* _WORK TO COMPLETE_
Search the listing for the string "color" and copy every line that contains it.
>> START MATERIAL FOR THE TASK
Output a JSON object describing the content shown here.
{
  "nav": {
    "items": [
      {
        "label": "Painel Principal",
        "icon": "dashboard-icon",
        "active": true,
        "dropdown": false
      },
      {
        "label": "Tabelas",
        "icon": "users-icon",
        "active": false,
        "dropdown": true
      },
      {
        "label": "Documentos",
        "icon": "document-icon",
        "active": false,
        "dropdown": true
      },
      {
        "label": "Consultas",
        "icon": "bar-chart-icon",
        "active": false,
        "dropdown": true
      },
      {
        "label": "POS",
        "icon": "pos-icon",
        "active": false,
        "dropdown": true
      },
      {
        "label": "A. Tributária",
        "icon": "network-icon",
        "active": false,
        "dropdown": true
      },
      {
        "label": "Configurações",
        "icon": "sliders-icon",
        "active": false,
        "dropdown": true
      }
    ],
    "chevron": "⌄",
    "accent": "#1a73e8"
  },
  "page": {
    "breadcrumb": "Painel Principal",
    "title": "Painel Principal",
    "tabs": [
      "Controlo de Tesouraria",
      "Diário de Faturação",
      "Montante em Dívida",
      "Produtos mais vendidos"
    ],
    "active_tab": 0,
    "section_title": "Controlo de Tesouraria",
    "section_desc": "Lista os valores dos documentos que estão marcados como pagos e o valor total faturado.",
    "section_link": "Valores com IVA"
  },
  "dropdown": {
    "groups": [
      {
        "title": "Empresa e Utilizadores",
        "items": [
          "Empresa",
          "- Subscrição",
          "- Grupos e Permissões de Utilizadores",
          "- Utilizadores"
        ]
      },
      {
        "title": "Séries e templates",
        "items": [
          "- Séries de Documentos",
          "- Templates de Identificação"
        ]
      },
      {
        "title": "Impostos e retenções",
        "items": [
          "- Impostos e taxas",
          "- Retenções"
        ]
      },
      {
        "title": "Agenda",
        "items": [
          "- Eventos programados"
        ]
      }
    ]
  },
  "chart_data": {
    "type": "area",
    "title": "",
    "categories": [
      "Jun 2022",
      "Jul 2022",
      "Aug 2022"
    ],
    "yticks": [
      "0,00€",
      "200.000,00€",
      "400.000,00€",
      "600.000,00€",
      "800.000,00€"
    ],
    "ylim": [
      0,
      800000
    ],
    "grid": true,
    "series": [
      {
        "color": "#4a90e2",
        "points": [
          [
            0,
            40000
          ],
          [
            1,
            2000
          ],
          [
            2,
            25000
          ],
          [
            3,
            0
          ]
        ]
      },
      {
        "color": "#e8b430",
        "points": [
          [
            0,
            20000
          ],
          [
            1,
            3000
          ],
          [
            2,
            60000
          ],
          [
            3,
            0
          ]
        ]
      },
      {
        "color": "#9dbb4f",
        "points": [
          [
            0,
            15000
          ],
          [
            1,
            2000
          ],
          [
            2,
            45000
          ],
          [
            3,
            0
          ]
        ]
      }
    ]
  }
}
>> END MATERIAL FOR THE TASK
* _RIGHT ANSWER_
        "color": "#4a90e2",
        "color": "#e8b430",
        "color": "#9dbb4f",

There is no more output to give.